**GIVEN TASK**: All records must be quoted exactly. Omit the pictures.

**TASK DATA**:
________

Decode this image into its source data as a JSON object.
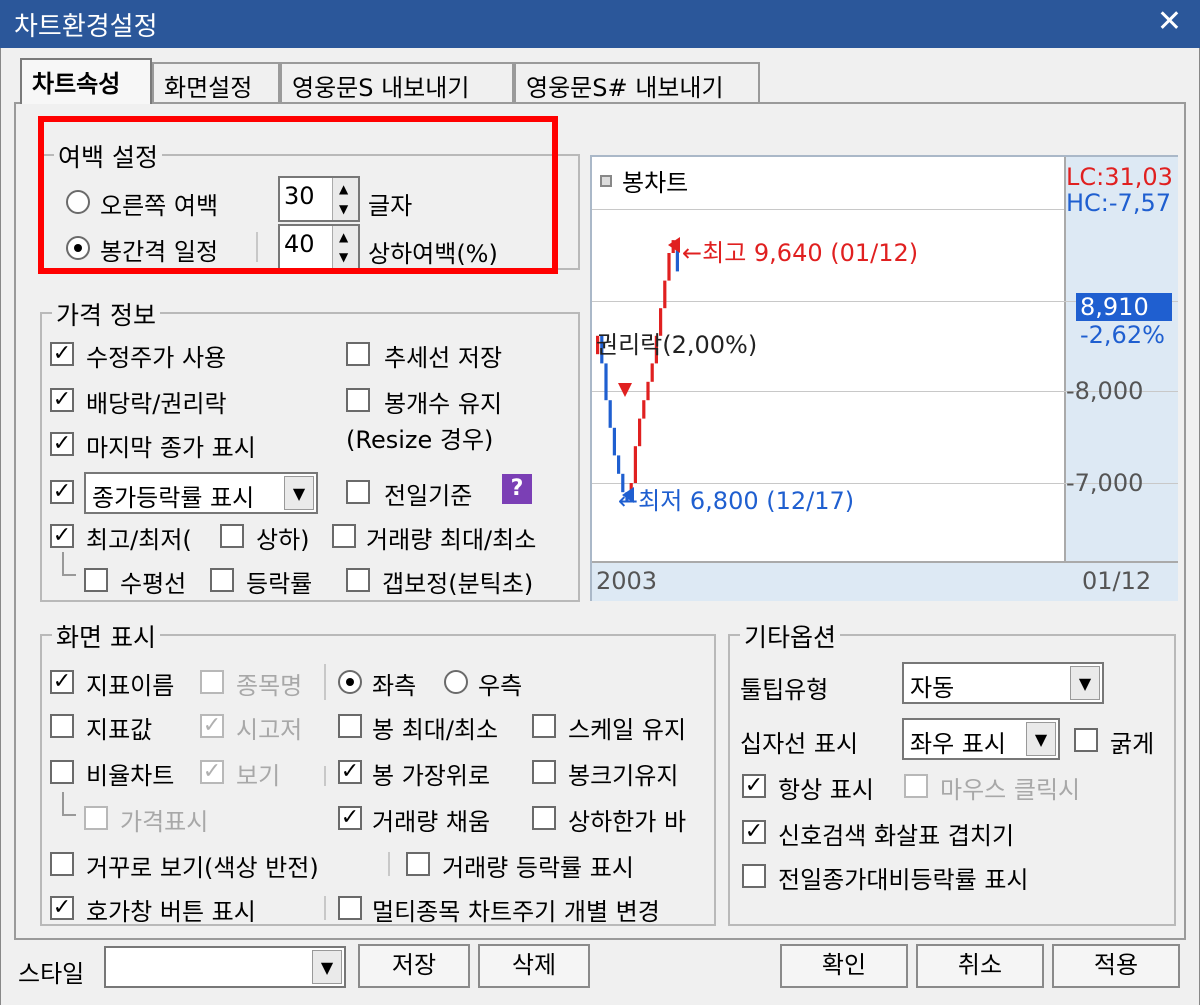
{
  "window": {
    "title": "차트환경설정",
    "close_glyph": "✕"
  },
  "tabs": [
    "차트속성",
    "화면설정",
    "영웅문S 내보내기",
    "영웅문S# 내보내기"
  ],
  "margin": {
    "title": "여백 설정",
    "right_margin_label": "오른쪽 여백",
    "right_margin_value": "30",
    "right_margin_unit": "글자",
    "candle_gap_label": "봉간격 일정",
    "candle_gap_value": "40",
    "candle_gap_unit": "상하여백(%)"
  },
  "price": {
    "title": "가격 정보",
    "adj_price": "수정주가 사용",
    "trend_save": "추세선 저장",
    "dividend": "배당락/권리락",
    "keep_count": "봉개수 유지",
    "keep_count_note": "(Resize 경우)",
    "last_close": "마지막 종가 표시",
    "close_combo": "종가등락률 표시",
    "prev_day": "전일기준",
    "help": "?",
    "high_low": "최고/최저(",
    "updown": "상하)",
    "volume_maxmin": "거래량 최대/최소",
    "hline": "수평선",
    "rate": "등락률",
    "gap": "갭보정(분틱초)"
  },
  "chart": {
    "legend": "봉차트",
    "lc": "LC:31,03",
    "hc": "HC:-7,57",
    "high_label": "←최고 9,640 (01/12)",
    "low_label": "←최저 6,800 (12/17)",
    "rights_label": "권리락(2,00%)",
    "price_tag": "8,910",
    "pct_tag": "-2,62%",
    "tick_8000": "-8,000",
    "tick_7000": "-7,000",
    "year": "2003",
    "date": "01/12"
  },
  "chart_data": {
    "type": "candlestick",
    "y_ticks": [
      7000,
      8000
    ],
    "high": {
      "value": 9640,
      "date": "01/12"
    },
    "low": {
      "value": 6800,
      "date": "12/17"
    },
    "current": 8910,
    "change_pct": -2.62
  },
  "screen": {
    "title": "화면 표시",
    "ind_name": "지표이름",
    "stock_name": "종목명",
    "left": "좌측",
    "right": "우측",
    "ind_value": "지표값",
    "sigoje": "시고저",
    "candle_maxmin": "봉 최대/최소",
    "keep_scale": "스케일 유지",
    "ratio_chart": "비율차트",
    "view": "보기",
    "candle_top": "봉 가장위로",
    "keep_size": "봉크기유지",
    "price_disp": "가격표시",
    "vol_fill": "거래량 채움",
    "limit_bar": "상하한가 바",
    "reverse": "거꾸로 보기(색상 반전)",
    "vol_rate": "거래량 등락률 표시",
    "hoga_btn": "호가창 버튼 표시",
    "multi": "멀티종목 차트주기 개별 변경"
  },
  "etc": {
    "title": "기타옵션",
    "tooltip_label": "툴팁유형",
    "tooltip_value": "자동",
    "cross_label": "십자선 표시",
    "cross_value": "좌우 표시",
    "bold": "굵게",
    "always": "항상 표시",
    "mouse_click": "마우스 클릭시",
    "signal_arrow": "신호검색 화살표 겹치기",
    "prev_close_rate": "전일종가대비등락률 표시"
  },
  "footer": {
    "style_label": "스타일",
    "style_value": "",
    "save": "저장",
    "delete": "삭제",
    "ok": "확인",
    "cancel": "취소",
    "apply": "적용"
  },
  "colors": {
    "titlebar": "#2b579a",
    "highlight": "#ff0000",
    "up": "#e02020",
    "down": "#1f5fd0",
    "price_tag": "#1f5fd0"
  }
}
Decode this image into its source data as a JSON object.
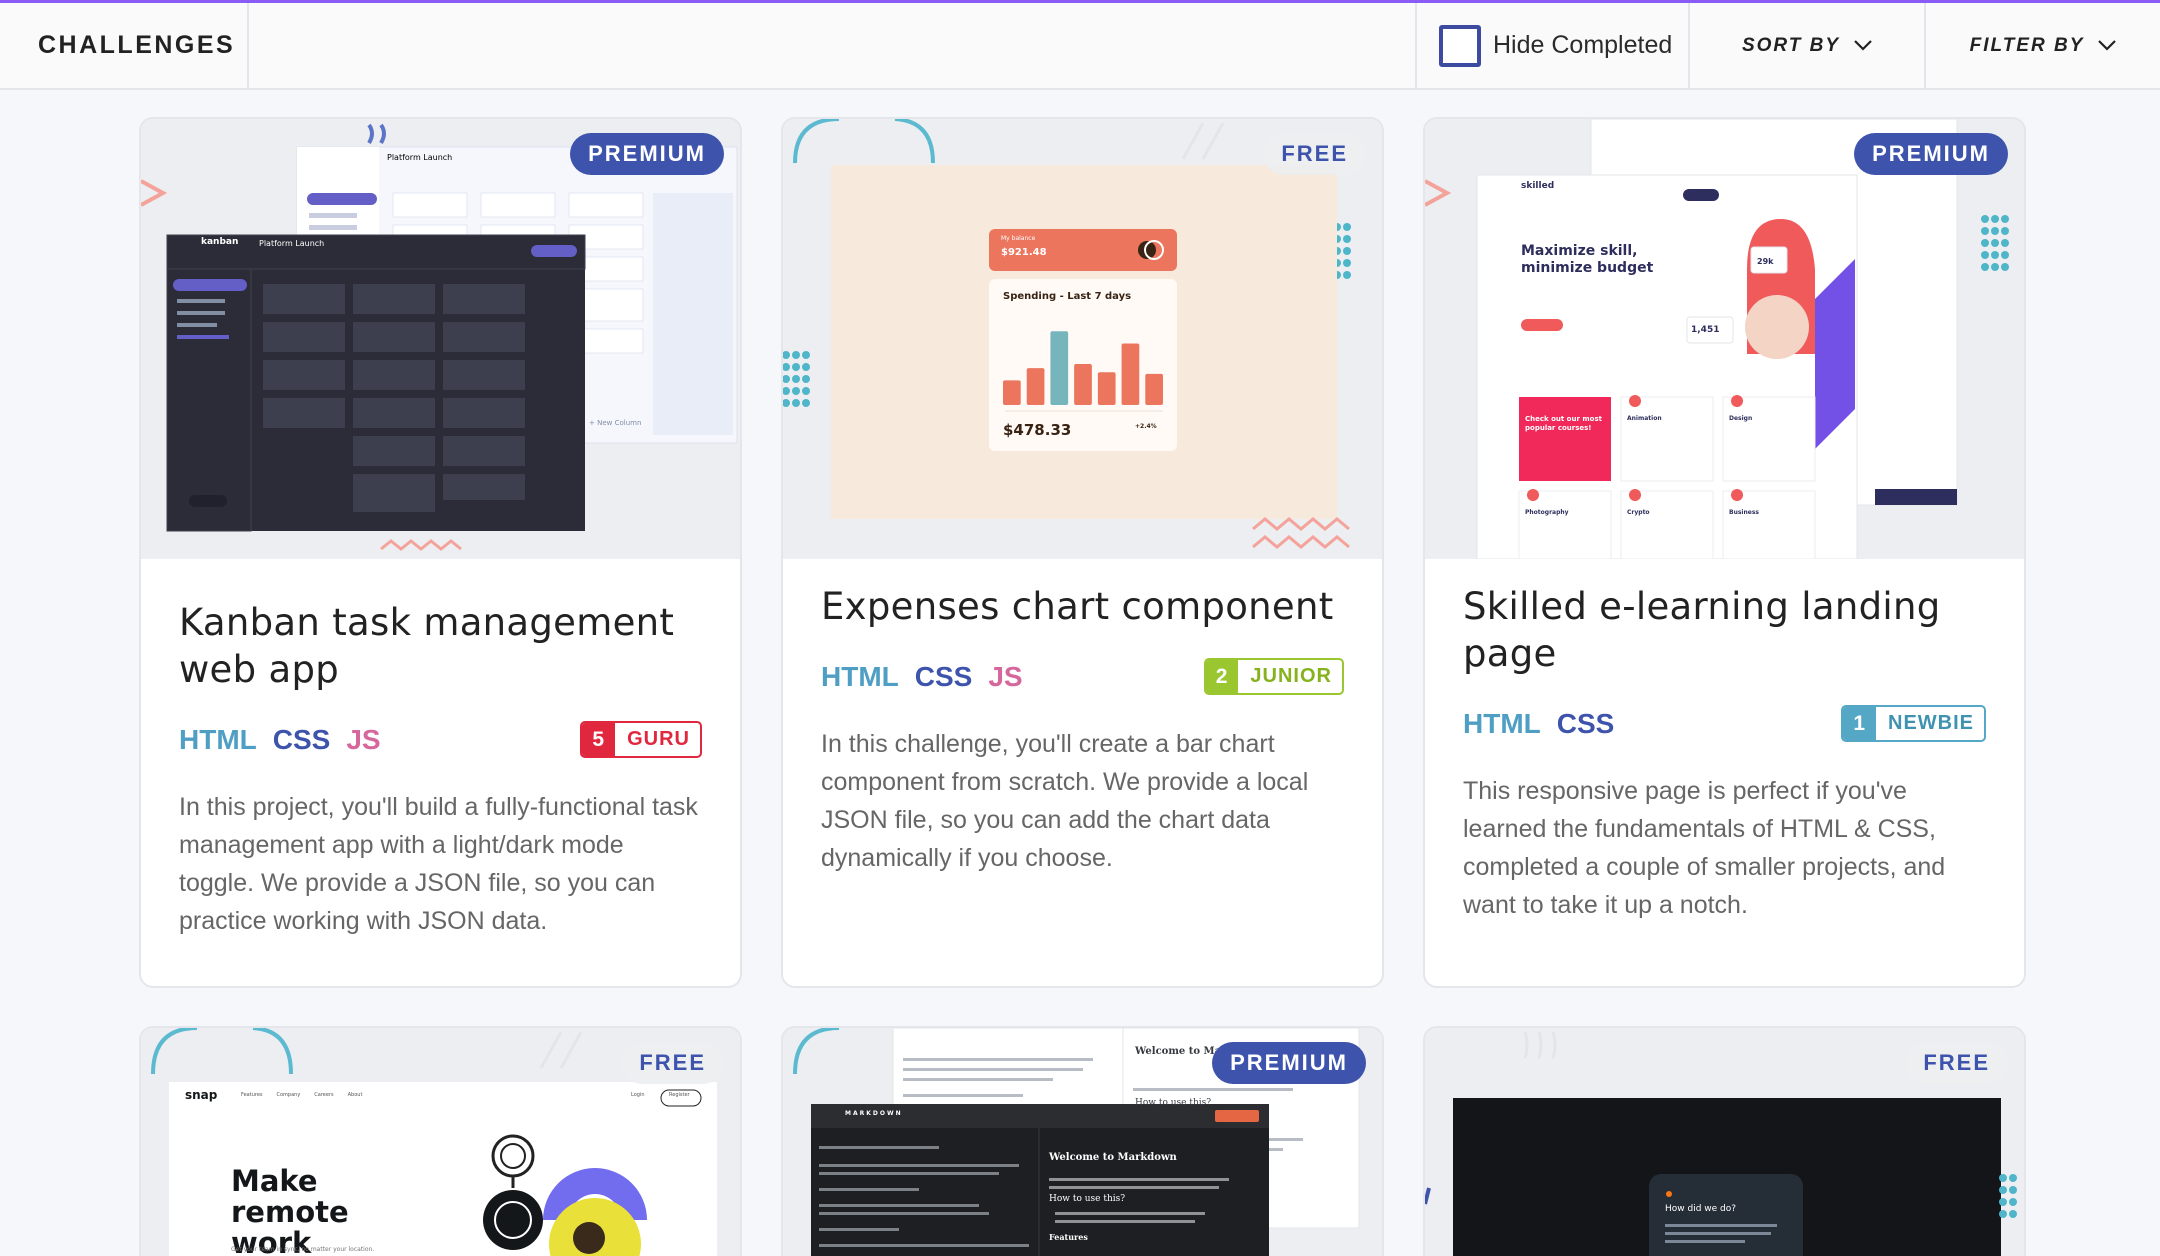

________

**TASK RESPONSE**:
Decode this image into its source data as a JSON object.
{
  "window": {
    "title": "차트환경설정",
    "close_glyph": "✕"
  },
  "tabs": [
    "차트속성",
    "화면설정",
    "영웅문S 내보내기",
    "영웅문S# 내보내기"
  ],
  "margin": {
    "title": "여백 설정",
    "right_margin_label": "오른쪽 여백",
    "right_margin_value": "30",
    "right_margin_unit": "글자",
    "candle_gap_label": "봉간격 일정",
    "candle_gap_value": "40",
    "candle_gap_unit": "상하여백(%)"
  },
  "price": {
    "title": "가격 정보",
    "adj_price": "수정주가 사용",
    "trend_save": "추세선 저장",
    "dividend": "배당락/권리락",
    "keep_count": "봉개수 유지",
    "keep_count_note": "(Resize 경우)",
    "last_close": "마지막 종가 표시",
    "close_combo": "종가등락률 표시",
    "prev_day": "전일기준",
    "help": "?",
    "high_low": "최고/최저(",
    "updown": "상하)",
    "volume_maxmin": "거래량 최대/최소",
    "hline": "수평선",
    "rate": "등락률",
    "gap": "갭보정(분틱초)"
  },
  "chart": {
    "legend": "봉차트",
    "lc": "LC:31,03",
    "hc": "HC:-7,57",
    "high_label": "←최고 9,640 (01/12)",
    "low_label": "←최저 6,800 (12/17)",
    "rights_label": "권리락(2,00%)",
    "price_tag": "8,910",
    "pct_tag": "-2,62%",
    "tick_8000": "-8,000",
    "tick_7000": "-7,000",
    "year": "2003",
    "date": "01/12"
  },
  "chart_data": {
    "type": "candlestick",
    "y_ticks": [
      7000,
      8000
    ],
    "high": {
      "value": 9640,
      "date": "01/12"
    },
    "low": {
      "value": 6800,
      "date": "12/17"
    },
    "current": 8910,
    "change_pct": -2.62
  },
  "screen": {
    "title": "화면 표시",
    "ind_name": "지표이름",
    "stock_name": "종목명",
    "left": "좌측",
    "right": "우측",
    "ind_value": "지표값",
    "sigoje": "시고저",
    "candle_maxmin": "봉 최대/최소",
    "keep_scale": "스케일 유지",
    "ratio_chart": "비율차트",
    "view": "보기",
    "candle_top": "봉 가장위로",
    "keep_size": "봉크기유지",
    "price_disp": "가격표시",
    "vol_fill": "거래량 채움",
    "limit_bar": "상하한가 바",
    "reverse": "거꾸로 보기(색상 반전)",
    "vol_rate": "거래량 등락률 표시",
    "hoga_btn": "호가창 버튼 표시",
    "multi": "멀티종목 차트주기 개별 변경"
  },
  "etc": {
    "title": "기타옵션",
    "tooltip_label": "툴팁유형",
    "tooltip_value": "자동",
    "cross_label": "십자선 표시",
    "cross_value": "좌우 표시",
    "bold": "굵게",
    "always": "항상 표시",
    "mouse_click": "마우스 클릭시",
    "signal_arrow": "신호검색 화살표 겹치기",
    "prev_close_rate": "전일종가대비등락률 표시"
  },
  "footer": {
    "style_label": "스타일",
    "style_value": "",
    "save": "저장",
    "delete": "삭제",
    "ok": "확인",
    "cancel": "취소",
    "apply": "적용"
  },
  "colors": {
    "titlebar": "#2b579a",
    "highlight": "#ff0000",
    "up": "#e02020",
    "down": "#1f5fd0",
    "price_tag": "#1f5fd0"
  }
}
Decode this image into its source data as a JSON object.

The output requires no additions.